> Collected data entries
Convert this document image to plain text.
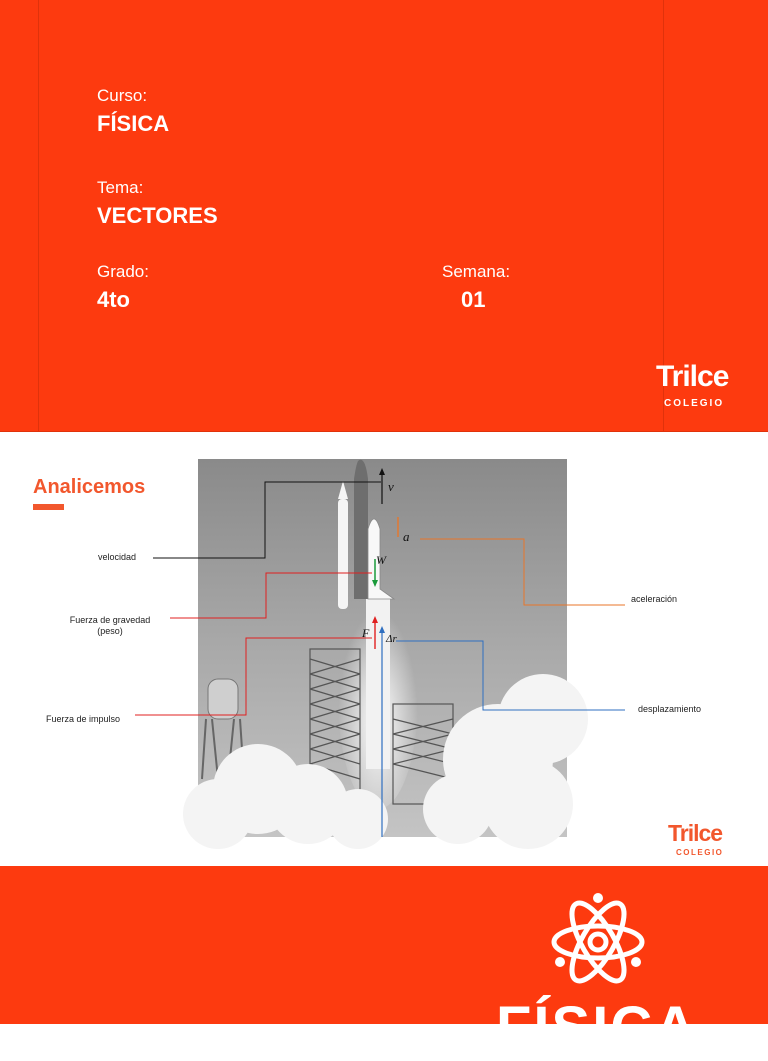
Curso:
FÍSICA
Tema:
VECTORES
Grado:
4to
Semana:
01
Trilce
COLEGIO
Analicemos	v
a
W
F Δr
velocidad
Fuerza de gravedad
(peso)
Fuerza de impulso
aceleración
desplazamiento
Trilce
COLEGIO
FÍSICA
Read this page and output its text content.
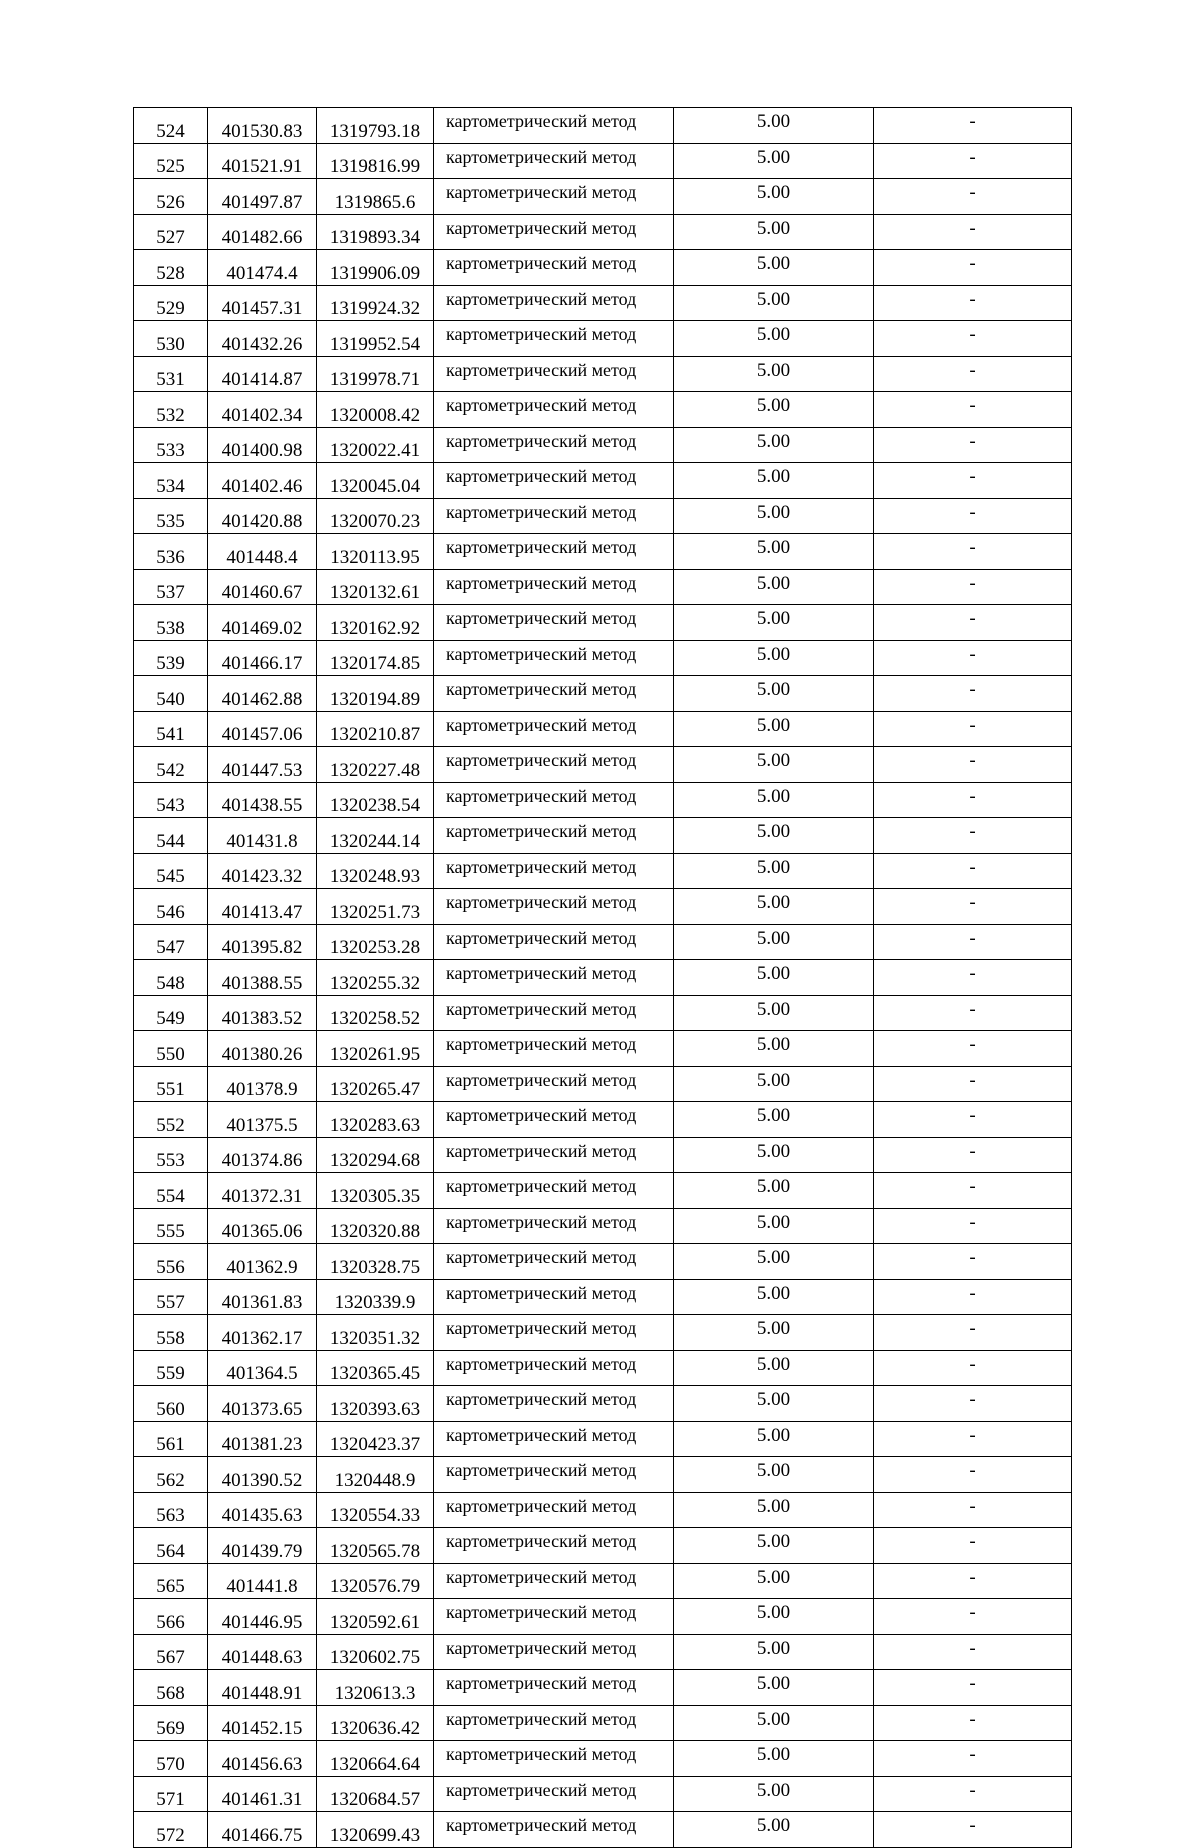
524	401530.83	1319793.18	картометрический метод	5.00	-
525	401521.91	1319816.99	картометрический метод	5.00	-
526	401497.87	1319865.6	картометрический метод	5.00	-
527	401482.66	1319893.34	картометрический метод	5.00	-
528	401474.4	1319906.09	картометрический метод	5.00	-
529	401457.31	1319924.32	картометрический метод	5.00	-
530	401432.26	1319952.54	картометрический метод	5.00	-
531	401414.87	1319978.71	картометрический метод	5.00	-
532	401402.34	1320008.42	картометрический метод	5.00	-
533	401400.98	1320022.41	картометрический метод	5.00	-
534	401402.46	1320045.04	картометрический метод	5.00	-
535	401420.88	1320070.23	картометрический метод	5.00	-
536	401448.4	1320113.95	картометрический метод	5.00	-
537	401460.67	1320132.61	картометрический метод	5.00	-
538	401469.02	1320162.92	картометрический метод	5.00	-
539	401466.17	1320174.85	картометрический метод	5.00	-
540	401462.88	1320194.89	картометрический метод	5.00	-
541	401457.06	1320210.87	картометрический метод	5.00	-
542	401447.53	1320227.48	картометрический метод	5.00	-
543	401438.55	1320238.54	картометрический метод	5.00	-
544	401431.8	1320244.14	картометрический метод	5.00	-
545	401423.32	1320248.93	картометрический метод	5.00	-
546	401413.47	1320251.73	картометрический метод	5.00	-
547	401395.82	1320253.28	картометрический метод	5.00	-
548	401388.55	1320255.32	картометрический метод	5.00	-
549	401383.52	1320258.52	картометрический метод	5.00	-
550	401380.26	1320261.95	картометрический метод	5.00	-
551	401378.9	1320265.47	картометрический метод	5.00	-
552	401375.5	1320283.63	картометрический метод	5.00	-
553	401374.86	1320294.68	картометрический метод	5.00	-
554	401372.31	1320305.35	картометрический метод	5.00	-
555	401365.06	1320320.88	картометрический метод	5.00	-
556	401362.9	1320328.75	картометрический метод	5.00	-
557	401361.83	1320339.9	картометрический метод	5.00	-
558	401362.17	1320351.32	картометрический метод	5.00	-
559	401364.5	1320365.45	картометрический метод	5.00	-
560	401373.65	1320393.63	картометрический метод	5.00	-
561	401381.23	1320423.37	картометрический метод	5.00	-
562	401390.52	1320448.9	картометрический метод	5.00	-
563	401435.63	1320554.33	картометрический метод	5.00	-
564	401439.79	1320565.78	картометрический метод	5.00	-
565	401441.8	1320576.79	картометрический метод	5.00	-
566	401446.95	1320592.61	картометрический метод	5.00	-
567	401448.63	1320602.75	картометрический метод	5.00	-
568	401448.91	1320613.3	картометрический метод	5.00	-
569	401452.15	1320636.42	картометрический метод	5.00	-
570	401456.63	1320664.64	картометрический метод	5.00	-
571	401461.31	1320684.57	картометрический метод	5.00	-
572	401466.75	1320699.43	картометрический метод	5.00	-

> Exercise details
Give the number of lines where the string "this" occurs, without any further text.

> The completed task
2